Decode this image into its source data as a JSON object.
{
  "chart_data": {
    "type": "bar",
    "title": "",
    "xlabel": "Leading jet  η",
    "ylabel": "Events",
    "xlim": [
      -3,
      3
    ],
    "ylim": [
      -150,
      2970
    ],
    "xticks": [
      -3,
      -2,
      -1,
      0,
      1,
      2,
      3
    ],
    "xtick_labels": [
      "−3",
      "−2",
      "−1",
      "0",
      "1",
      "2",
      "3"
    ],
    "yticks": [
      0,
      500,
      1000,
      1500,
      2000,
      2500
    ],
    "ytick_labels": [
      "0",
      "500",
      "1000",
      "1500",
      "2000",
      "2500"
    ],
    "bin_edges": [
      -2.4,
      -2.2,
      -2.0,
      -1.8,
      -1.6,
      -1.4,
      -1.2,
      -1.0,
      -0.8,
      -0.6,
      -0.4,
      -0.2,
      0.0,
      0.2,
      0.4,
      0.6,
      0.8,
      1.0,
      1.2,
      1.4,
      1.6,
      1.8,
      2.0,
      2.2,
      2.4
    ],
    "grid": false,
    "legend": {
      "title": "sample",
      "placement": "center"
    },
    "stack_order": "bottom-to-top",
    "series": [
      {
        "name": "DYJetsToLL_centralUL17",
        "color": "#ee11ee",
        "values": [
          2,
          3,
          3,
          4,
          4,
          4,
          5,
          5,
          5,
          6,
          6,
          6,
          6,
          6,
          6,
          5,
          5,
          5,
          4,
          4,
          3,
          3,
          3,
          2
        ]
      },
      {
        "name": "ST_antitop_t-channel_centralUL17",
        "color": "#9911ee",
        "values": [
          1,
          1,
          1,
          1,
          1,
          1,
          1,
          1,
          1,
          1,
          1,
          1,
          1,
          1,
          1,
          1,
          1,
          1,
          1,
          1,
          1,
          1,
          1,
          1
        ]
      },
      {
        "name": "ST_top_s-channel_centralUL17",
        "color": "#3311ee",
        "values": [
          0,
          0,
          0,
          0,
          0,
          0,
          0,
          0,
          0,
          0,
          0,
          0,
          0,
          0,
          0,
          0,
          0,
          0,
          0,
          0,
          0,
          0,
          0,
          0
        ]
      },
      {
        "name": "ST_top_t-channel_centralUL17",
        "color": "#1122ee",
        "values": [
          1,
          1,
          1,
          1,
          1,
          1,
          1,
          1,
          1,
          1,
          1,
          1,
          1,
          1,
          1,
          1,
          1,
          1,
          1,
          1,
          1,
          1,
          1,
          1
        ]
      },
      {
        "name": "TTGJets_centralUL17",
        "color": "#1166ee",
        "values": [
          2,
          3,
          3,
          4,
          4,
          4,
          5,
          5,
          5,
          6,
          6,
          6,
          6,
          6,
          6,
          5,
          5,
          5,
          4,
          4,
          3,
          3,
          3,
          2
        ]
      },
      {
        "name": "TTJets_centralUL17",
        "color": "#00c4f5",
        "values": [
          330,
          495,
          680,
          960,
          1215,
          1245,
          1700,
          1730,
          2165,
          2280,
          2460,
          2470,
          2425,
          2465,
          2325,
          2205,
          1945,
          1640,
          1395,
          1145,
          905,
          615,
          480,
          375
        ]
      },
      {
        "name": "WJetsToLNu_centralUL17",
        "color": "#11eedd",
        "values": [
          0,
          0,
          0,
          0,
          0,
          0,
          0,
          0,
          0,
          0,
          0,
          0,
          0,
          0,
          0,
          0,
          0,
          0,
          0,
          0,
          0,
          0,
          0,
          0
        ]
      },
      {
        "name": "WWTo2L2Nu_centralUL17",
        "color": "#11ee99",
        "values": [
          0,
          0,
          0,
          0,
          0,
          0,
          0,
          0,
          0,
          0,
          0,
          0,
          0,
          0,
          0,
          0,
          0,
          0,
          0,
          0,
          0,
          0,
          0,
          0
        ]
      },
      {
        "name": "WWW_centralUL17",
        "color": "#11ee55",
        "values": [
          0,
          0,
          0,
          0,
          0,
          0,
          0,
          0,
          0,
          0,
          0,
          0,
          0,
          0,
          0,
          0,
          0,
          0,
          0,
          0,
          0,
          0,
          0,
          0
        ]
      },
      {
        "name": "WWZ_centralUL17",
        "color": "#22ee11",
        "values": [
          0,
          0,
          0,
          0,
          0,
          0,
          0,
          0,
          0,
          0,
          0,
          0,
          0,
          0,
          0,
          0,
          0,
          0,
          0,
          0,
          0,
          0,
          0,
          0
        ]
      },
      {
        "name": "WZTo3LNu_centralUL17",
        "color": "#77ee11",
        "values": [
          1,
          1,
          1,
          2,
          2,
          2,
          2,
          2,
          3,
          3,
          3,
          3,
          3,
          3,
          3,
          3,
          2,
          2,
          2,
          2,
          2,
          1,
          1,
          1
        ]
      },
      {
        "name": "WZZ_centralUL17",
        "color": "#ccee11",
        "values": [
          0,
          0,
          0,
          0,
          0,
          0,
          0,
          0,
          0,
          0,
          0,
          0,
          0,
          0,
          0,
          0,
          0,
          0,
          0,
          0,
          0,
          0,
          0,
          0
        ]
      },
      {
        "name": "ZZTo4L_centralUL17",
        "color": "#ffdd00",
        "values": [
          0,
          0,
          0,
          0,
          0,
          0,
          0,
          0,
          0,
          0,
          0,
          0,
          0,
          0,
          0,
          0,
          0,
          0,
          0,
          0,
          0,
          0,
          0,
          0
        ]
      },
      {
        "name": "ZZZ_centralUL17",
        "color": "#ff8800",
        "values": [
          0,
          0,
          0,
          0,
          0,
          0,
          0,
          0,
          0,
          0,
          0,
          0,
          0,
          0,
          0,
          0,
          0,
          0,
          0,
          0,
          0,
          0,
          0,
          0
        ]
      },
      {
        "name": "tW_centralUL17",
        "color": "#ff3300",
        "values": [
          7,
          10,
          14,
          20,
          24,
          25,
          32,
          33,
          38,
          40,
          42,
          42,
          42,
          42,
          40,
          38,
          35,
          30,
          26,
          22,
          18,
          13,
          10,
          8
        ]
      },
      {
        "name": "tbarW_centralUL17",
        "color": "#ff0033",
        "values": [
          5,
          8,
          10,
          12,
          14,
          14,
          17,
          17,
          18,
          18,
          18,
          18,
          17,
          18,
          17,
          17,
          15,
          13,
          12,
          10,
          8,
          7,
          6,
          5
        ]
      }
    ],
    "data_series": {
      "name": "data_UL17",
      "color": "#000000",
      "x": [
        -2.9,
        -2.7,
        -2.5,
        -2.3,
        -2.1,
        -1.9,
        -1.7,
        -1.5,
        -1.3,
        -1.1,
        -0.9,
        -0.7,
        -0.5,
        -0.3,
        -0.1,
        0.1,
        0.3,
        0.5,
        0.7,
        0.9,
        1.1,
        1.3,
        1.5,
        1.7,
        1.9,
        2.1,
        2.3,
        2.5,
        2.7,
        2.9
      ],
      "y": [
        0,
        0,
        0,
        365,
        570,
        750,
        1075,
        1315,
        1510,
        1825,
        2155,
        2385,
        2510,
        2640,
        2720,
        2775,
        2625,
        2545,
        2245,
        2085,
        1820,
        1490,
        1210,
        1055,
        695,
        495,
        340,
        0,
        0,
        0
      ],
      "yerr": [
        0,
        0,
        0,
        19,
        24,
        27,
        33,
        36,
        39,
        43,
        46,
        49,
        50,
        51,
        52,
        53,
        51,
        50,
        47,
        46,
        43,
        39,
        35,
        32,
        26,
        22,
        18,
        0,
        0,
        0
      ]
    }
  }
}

----------------------------------------

Extract all the material, leaving every line as it is.

Decode this image into its source data as a JSON object.
{
  "chart_data": {
    "type": "bar",
    "title": "",
    "xlabel": "Leading jet  η",
    "ylabel": "Events",
    "xlim": [
      -3,
      3
    ],
    "ylim": [
      -150,
      2970
    ],
    "xticks": [
      -3,
      -2,
      -1,
      0,
      1,
      2,
      3
    ],
    "xtick_labels": [
      "−3",
      "−2",
      "−1",
      "0",
      "1",
      "2",
      "3"
    ],
    "yticks": [
      0,
      500,
      1000,
      1500,
      2000,
      2500
    ],
    "ytick_labels": [
      "0",
      "500",
      "1000",
      "1500",
      "2000",
      "2500"
    ],
    "bin_edges": [
      -2.4,
      -2.2,
      -2.0,
      -1.8,
      -1.6,
      -1.4,
      -1.2,
      -1.0,
      -0.8,
      -0.6,
      -0.4,
      -0.2,
      0.0,
      0.2,
      0.4,
      0.6,
      0.8,
      1.0,
      1.2,
      1.4,
      1.6,
      1.8,
      2.0,
      2.2,
      2.4
    ],
    "grid": false,
    "legend": {
      "title": "sample",
      "placement": "center"
    },
    "stack_order": "bottom-to-top",
    "series": [
      {
        "name": "DYJetsToLL_centralUL17",
        "color": "#ee11ee",
        "values": [
          2,
          3,
          3,
          4,
          4,
          4,
          5,
          5,
          5,
          6,
          6,
          6,
          6,
          6,
          6,
          5,
          5,
          5,
          4,
          4,
          3,
          3,
          3,
          2
        ]
      },
      {
        "name": "ST_antitop_t-channel_centralUL17",
        "color": "#9911ee",
        "values": [
          1,
          1,
          1,
          1,
          1,
          1,
          1,
          1,
          1,
          1,
          1,
          1,
          1,
          1,
          1,
          1,
          1,
          1,
          1,
          1,
          1,
          1,
          1,
          1
        ]
      },
      {
        "name": "ST_top_s-channel_centralUL17",
        "color": "#3311ee",
        "values": [
          0,
          0,
          0,
          0,
          0,
          0,
          0,
          0,
          0,
          0,
          0,
          0,
          0,
          0,
          0,
          0,
          0,
          0,
          0,
          0,
          0,
          0,
          0,
          0
        ]
      },
      {
        "name": "ST_top_t-channel_centralUL17",
        "color": "#1122ee",
        "values": [
          1,
          1,
          1,
          1,
          1,
          1,
          1,
          1,
          1,
          1,
          1,
          1,
          1,
          1,
          1,
          1,
          1,
          1,
          1,
          1,
          1,
          1,
          1,
          1
        ]
      },
      {
        "name": "TTGJets_centralUL17",
        "color": "#1166ee",
        "values": [
          2,
          3,
          3,
          4,
          4,
          4,
          5,
          5,
          5,
          6,
          6,
          6,
          6,
          6,
          6,
          5,
          5,
          5,
          4,
          4,
          3,
          3,
          3,
          2
        ]
      },
      {
        "name": "TTJets_centralUL17",
        "color": "#00c4f5",
        "values": [
          330,
          495,
          680,
          960,
          1215,
          1245,
          1700,
          1730,
          2165,
          2280,
          2460,
          2470,
          2425,
          2465,
          2325,
          2205,
          1945,
          1640,
          1395,
          1145,
          905,
          615,
          480,
          375
        ]
      },
      {
        "name": "WJetsToLNu_centralUL17",
        "color": "#11eedd",
        "values": [
          0,
          0,
          0,
          0,
          0,
          0,
          0,
          0,
          0,
          0,
          0,
          0,
          0,
          0,
          0,
          0,
          0,
          0,
          0,
          0,
          0,
          0,
          0,
          0
        ]
      },
      {
        "name": "WWTo2L2Nu_centralUL17",
        "color": "#11ee99",
        "values": [
          0,
          0,
          0,
          0,
          0,
          0,
          0,
          0,
          0,
          0,
          0,
          0,
          0,
          0,
          0,
          0,
          0,
          0,
          0,
          0,
          0,
          0,
          0,
          0
        ]
      },
      {
        "name": "WWW_centralUL17",
        "color": "#11ee55",
        "values": [
          0,
          0,
          0,
          0,
          0,
          0,
          0,
          0,
          0,
          0,
          0,
          0,
          0,
          0,
          0,
          0,
          0,
          0,
          0,
          0,
          0,
          0,
          0,
          0
        ]
      },
      {
        "name": "WWZ_centralUL17",
        "color": "#22ee11",
        "values": [
          0,
          0,
          0,
          0,
          0,
          0,
          0,
          0,
          0,
          0,
          0,
          0,
          0,
          0,
          0,
          0,
          0,
          0,
          0,
          0,
          0,
          0,
          0,
          0
        ]
      },
      {
        "name": "WZTo3LNu_centralUL17",
        "color": "#77ee11",
        "values": [
          1,
          1,
          1,
          2,
          2,
          2,
          2,
          2,
          3,
          3,
          3,
          3,
          3,
          3,
          3,
          3,
          2,
          2,
          2,
          2,
          2,
          1,
          1,
          1
        ]
      },
      {
        "name": "WZZ_centralUL17",
        "color": "#ccee11",
        "values": [
          0,
          0,
          0,
          0,
          0,
          0,
          0,
          0,
          0,
          0,
          0,
          0,
          0,
          0,
          0,
          0,
          0,
          0,
          0,
          0,
          0,
          0,
          0,
          0
        ]
      },
      {
        "name": "ZZTo4L_centralUL17",
        "color": "#ffdd00",
        "values": [
          0,
          0,
          0,
          0,
          0,
          0,
          0,
          0,
          0,
          0,
          0,
          0,
          0,
          0,
          0,
          0,
          0,
          0,
          0,
          0,
          0,
          0,
          0,
          0
        ]
      },
      {
        "name": "ZZZ_centralUL17",
        "color": "#ff8800",
        "values": [
          0,
          0,
          0,
          0,
          0,
          0,
          0,
          0,
          0,
          0,
          0,
          0,
          0,
          0,
          0,
          0,
          0,
          0,
          0,
          0,
          0,
          0,
          0,
          0
        ]
      },
      {
        "name": "tW_centralUL17",
        "color": "#ff3300",
        "values": [
          7,
          10,
          14,
          20,
          24,
          25,
          32,
          33,
          38,
          40,
          42,
          42,
          42,
          42,
          40,
          38,
          35,
          30,
          26,
          22,
          18,
          13,
          10,
          8
        ]
      },
      {
        "name": "tbarW_centralUL17",
        "color": "#ff0033",
        "values": [
          5,
          8,
          10,
          12,
          14,
          14,
          17,
          17,
          18,
          18,
          18,
          18,
          17,
          18,
          17,
          17,
          15,
          13,
          12,
          10,
          8,
          7,
          6,
          5
        ]
      }
    ],
    "data_series": {
      "name": "data_UL17",
      "color": "#000000",
      "x": [
        -2.9,
        -2.7,
        -2.5,
        -2.3,
        -2.1,
        -1.9,
        -1.7,
        -1.5,
        -1.3,
        -1.1,
        -0.9,
        -0.7,
        -0.5,
        -0.3,
        -0.1,
        0.1,
        0.3,
        0.5,
        0.7,
        0.9,
        1.1,
        1.3,
        1.5,
        1.7,
        1.9,
        2.1,
        2.3,
        2.5,
        2.7,
        2.9
      ],
      "y": [
        0,
        0,
        0,
        365,
        570,
        750,
        1075,
        1315,
        1510,
        1825,
        2155,
        2385,
        2510,
        2640,
        2720,
        2775,
        2625,
        2545,
        2245,
        2085,
        1820,
        1490,
        1210,
        1055,
        695,
        495,
        340,
        0,
        0,
        0
      ],
      "yerr": [
        0,
        0,
        0,
        19,
        24,
        27,
        33,
        36,
        39,
        43,
        46,
        49,
        50,
        51,
        52,
        53,
        51,
        50,
        47,
        46,
        43,
        39,
        35,
        32,
        26,
        22,
        18,
        0,
        0,
        0
      ]
    }
  }
}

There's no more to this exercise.